◆ Given task: Restate every entry word for word.

◆ Data supplied:
* start *
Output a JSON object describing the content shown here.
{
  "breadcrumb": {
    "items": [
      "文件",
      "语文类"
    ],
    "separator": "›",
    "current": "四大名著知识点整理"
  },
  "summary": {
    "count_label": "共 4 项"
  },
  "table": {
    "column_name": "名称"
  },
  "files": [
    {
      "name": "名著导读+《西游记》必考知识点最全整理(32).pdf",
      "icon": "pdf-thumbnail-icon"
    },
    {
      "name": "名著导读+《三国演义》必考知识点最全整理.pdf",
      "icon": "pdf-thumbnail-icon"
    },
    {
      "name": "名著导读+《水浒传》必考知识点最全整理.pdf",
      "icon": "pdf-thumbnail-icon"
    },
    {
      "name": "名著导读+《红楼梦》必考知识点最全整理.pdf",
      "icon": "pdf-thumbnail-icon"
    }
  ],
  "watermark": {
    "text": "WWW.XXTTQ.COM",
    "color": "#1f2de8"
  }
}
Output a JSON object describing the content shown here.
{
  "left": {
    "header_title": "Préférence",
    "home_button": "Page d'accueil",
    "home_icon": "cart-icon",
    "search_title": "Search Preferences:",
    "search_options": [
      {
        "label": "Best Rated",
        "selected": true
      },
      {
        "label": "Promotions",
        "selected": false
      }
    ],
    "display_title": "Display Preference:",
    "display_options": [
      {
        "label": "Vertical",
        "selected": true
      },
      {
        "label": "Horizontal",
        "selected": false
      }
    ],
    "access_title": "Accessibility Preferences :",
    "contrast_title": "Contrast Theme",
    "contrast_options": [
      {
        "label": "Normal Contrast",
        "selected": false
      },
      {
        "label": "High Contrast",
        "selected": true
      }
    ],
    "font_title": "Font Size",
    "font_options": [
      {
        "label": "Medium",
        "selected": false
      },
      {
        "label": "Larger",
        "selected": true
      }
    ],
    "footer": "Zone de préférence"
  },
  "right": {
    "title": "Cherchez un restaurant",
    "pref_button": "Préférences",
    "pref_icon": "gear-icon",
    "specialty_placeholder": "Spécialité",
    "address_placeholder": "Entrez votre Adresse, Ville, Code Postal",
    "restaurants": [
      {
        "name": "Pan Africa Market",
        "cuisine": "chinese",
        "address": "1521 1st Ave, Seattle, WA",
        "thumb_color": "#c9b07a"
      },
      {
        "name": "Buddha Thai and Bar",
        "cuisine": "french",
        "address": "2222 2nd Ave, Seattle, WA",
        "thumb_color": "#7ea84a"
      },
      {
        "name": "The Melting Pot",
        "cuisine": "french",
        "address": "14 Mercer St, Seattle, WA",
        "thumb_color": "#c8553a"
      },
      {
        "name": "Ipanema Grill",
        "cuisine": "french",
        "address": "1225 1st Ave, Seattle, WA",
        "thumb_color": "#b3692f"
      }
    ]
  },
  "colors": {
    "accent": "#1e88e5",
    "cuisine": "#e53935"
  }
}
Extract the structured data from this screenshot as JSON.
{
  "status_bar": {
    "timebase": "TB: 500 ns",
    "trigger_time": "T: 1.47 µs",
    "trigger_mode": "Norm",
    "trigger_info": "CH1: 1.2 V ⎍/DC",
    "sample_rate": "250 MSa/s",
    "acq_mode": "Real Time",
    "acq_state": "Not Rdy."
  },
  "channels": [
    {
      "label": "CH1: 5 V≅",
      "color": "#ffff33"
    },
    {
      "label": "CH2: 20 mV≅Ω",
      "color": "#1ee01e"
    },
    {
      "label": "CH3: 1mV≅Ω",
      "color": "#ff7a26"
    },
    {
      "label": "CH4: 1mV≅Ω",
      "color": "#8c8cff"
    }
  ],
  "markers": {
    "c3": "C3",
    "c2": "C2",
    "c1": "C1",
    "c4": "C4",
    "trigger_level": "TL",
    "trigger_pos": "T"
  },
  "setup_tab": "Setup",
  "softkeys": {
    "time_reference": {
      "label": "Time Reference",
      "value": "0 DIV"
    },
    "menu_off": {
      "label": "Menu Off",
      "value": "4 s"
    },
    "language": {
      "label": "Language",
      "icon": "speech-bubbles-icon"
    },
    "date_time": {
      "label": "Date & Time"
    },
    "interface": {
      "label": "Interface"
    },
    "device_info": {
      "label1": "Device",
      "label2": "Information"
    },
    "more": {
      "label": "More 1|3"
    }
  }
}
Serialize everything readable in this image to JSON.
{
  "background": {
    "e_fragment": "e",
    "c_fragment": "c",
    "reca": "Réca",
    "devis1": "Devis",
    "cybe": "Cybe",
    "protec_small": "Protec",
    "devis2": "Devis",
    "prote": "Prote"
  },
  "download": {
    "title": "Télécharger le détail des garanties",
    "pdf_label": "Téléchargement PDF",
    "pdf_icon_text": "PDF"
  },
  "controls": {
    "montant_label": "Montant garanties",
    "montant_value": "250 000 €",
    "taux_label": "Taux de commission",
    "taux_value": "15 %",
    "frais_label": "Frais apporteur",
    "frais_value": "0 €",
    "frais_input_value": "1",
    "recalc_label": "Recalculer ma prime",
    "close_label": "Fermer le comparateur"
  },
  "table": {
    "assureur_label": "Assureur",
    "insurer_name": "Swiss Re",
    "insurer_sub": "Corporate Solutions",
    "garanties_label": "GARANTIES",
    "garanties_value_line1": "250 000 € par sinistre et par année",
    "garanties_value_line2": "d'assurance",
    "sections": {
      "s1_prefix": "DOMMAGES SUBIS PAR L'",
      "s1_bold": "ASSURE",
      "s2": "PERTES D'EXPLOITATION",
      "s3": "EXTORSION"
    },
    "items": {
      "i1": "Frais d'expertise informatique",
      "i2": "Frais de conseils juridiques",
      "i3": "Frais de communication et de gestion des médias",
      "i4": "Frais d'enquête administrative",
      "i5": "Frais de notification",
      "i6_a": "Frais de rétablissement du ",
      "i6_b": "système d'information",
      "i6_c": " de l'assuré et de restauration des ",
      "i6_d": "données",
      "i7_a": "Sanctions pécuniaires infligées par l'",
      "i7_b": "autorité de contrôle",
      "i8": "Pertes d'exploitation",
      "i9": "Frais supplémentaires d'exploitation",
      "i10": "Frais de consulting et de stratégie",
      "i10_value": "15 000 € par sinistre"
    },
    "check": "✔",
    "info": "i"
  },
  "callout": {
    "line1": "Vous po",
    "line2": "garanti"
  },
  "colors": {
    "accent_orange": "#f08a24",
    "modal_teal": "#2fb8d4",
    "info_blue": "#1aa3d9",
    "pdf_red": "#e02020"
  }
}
* end *
◆ Right answer:
Output a JSON object describing the content shown here.
{
  "breadcrumb": {
    "items": [
      "文件",
      "语文类"
    ],
    "separator": "›",
    "current": "四大名著知识点整理"
  },
  "summary": {
    "count_label": "共 4 项"
  },
  "table": {
    "column_name": "名称"
  },
  "files": [
    {
      "name": "名著导读+《西游记》必考知识点最全整理(32).pdf",
      "icon": "pdf-thumbnail-icon"
    },
    {
      "name": "名著导读+《三国演义》必考知识点最全整理.pdf",
      "icon": "pdf-thumbnail-icon"
    },
    {
      "name": "名著导读+《水浒传》必考知识点最全整理.pdf",
      "icon": "pdf-thumbnail-icon"
    },
    {
      "name": "名著导读+《红楼梦》必考知识点最全整理.pdf",
      "icon": "pdf-thumbnail-icon"
    }
  ],
  "watermark": {
    "text": "WWW.XXTTQ.COM",
    "color": "#1f2de8"
  }
}
Output a JSON object describing the content shown here.
{
  "left": {
    "header_title": "Préférence",
    "home_button": "Page d'accueil",
    "home_icon": "cart-icon",
    "search_title": "Search Preferences:",
    "search_options": [
      {
        "label": "Best Rated",
        "selected": true
      },
      {
        "label": "Promotions",
        "selected": false
      }
    ],
    "display_title": "Display Preference:",
    "display_options": [
      {
        "label": "Vertical",
        "selected": true
      },
      {
        "label": "Horizontal",
        "selected": false
      }
    ],
    "access_title": "Accessibility Preferences :",
    "contrast_title": "Contrast Theme",
    "contrast_options": [
      {
        "label": "Normal Contrast",
        "selected": false
      },
      {
        "label": "High Contrast",
        "selected": true
      }
    ],
    "font_title": "Font Size",
    "font_options": [
      {
        "label": "Medium",
        "selected": false
      },
      {
        "label": "Larger",
        "selected": true
      }
    ],
    "footer": "Zone de préférence"
  },
  "right": {
    "title": "Cherchez un restaurant",
    "pref_button": "Préférences",
    "pref_icon": "gear-icon",
    "specialty_placeholder": "Spécialité",
    "address_placeholder": "Entrez votre Adresse, Ville, Code Postal",
    "restaurants": [
      {
        "name": "Pan Africa Market",
        "cuisine": "chinese",
        "address": "1521 1st Ave, Seattle, WA",
        "thumb_color": "#c9b07a"
      },
      {
        "name": "Buddha Thai and Bar",
        "cuisine": "french",
        "address": "2222 2nd Ave, Seattle, WA",
        "thumb_color": "#7ea84a"
      },
      {
        "name": "The Melting Pot",
        "cuisine": "french",
        "address": "14 Mercer St, Seattle, WA",
        "thumb_color": "#c8553a"
      },
      {
        "name": "Ipanema Grill",
        "cuisine": "french",
        "address": "1225 1st Ave, Seattle, WA",
        "thumb_color": "#b3692f"
      }
    ]
  },
  "colors": {
    "accent": "#1e88e5",
    "cuisine": "#e53935"
  }
}
Extract the structured data from this screenshot as JSON.
{
  "status_bar": {
    "timebase": "TB: 500 ns",
    "trigger_time": "T: 1.47 µs",
    "trigger_mode": "Norm",
    "trigger_info": "CH1: 1.2 V ⎍/DC",
    "sample_rate": "250 MSa/s",
    "acq_mode": "Real Time",
    "acq_state": "Not Rdy."
  },
  "channels": [
    {
      "label": "CH1: 5 V≅",
      "color": "#ffff33"
    },
    {
      "label": "CH2: 20 mV≅Ω",
      "color": "#1ee01e"
    },
    {
      "label": "CH3: 1mV≅Ω",
      "color": "#ff7a26"
    },
    {
      "label": "CH4: 1mV≅Ω",
      "color": "#8c8cff"
    }
  ],
  "markers": {
    "c3": "C3",
    "c2": "C2",
    "c1": "C1",
    "c4": "C4",
    "trigger_level": "TL",
    "trigger_pos": "T"
  },
  "setup_tab": "Setup",
  "softkeys": {
    "time_reference": {
      "label": "Time Reference",
      "value": "0 DIV"
    },
    "menu_off": {
      "label": "Menu Off",
      "value": "4 s"
    },
    "language": {
      "label": "Language",
      "icon": "speech-bubbles-icon"
    },
    "date_time": {
      "label": "Date & Time"
    },
    "interface": {
      "label": "Interface"
    },
    "device_info": {
      "label1": "Device",
      "label2": "Information"
    },
    "more": {
      "label": "More 1|3"
    }
  }
}
Serialize everything readable in this image to JSON.
{
  "background": {
    "e_fragment": "e",
    "c_fragment": "c",
    "reca": "Réca",
    "devis1": "Devis",
    "cybe": "Cybe",
    "protec_small": "Protec",
    "devis2": "Devis",
    "prote": "Prote"
  },
  "download": {
    "title": "Télécharger le détail des garanties",
    "pdf_label": "Téléchargement PDF",
    "pdf_icon_text": "PDF"
  },
  "controls": {
    "montant_label": "Montant garanties",
    "montant_value": "250 000 €",
    "taux_label": "Taux de commission",
    "taux_value": "15 %",
    "frais_label": "Frais apporteur",
    "frais_value": "0 €",
    "frais_input_value": "1",
    "recalc_label": "Recalculer ma prime",
    "close_label": "Fermer le comparateur"
  },
  "table": {
    "assureur_label": "Assureur",
    "insurer_name": "Swiss Re",
    "insurer_sub": "Corporate Solutions",
    "garanties_label": "GARANTIES",
    "garanties_value_line1": "250 000 € par sinistre et par année",
    "garanties_value_line2": "d'assurance",
    "sections": {
      "s1_prefix": "DOMMAGES SUBIS PAR L'",
      "s1_bold": "ASSURE",
      "s2": "PERTES D'EXPLOITATION",
      "s3": "EXTORSION"
    },
    "items": {
      "i1": "Frais d'expertise informatique",
      "i2": "Frais de conseils juridiques",
      "i3": "Frais de communication et de gestion des médias",
      "i4": "Frais d'enquête administrative",
      "i5": "Frais de notification",
      "i6_a": "Frais de rétablissement du ",
      "i6_b": "système d'information",
      "i6_c": " de l'assuré et de restauration des ",
      "i6_d": "données",
      "i7_a": "Sanctions pécuniaires infligées par l'",
      "i7_b": "autorité de contrôle",
      "i8": "Pertes d'exploitation",
      "i9": "Frais supplémentaires d'exploitation",
      "i10": "Frais de consulting et de stratégie",
      "i10_value": "15 000 € par sinistre"
    },
    "check": "✔",
    "info": "i"
  },
  "callout": {
    "line1": "Vous po",
    "line2": "garanti"
  },
  "colors": {
    "accent_orange": "#f08a24",
    "modal_teal": "#2fb8d4",
    "info_blue": "#1aa3d9",
    "pdf_red": "#e02020"
  }
}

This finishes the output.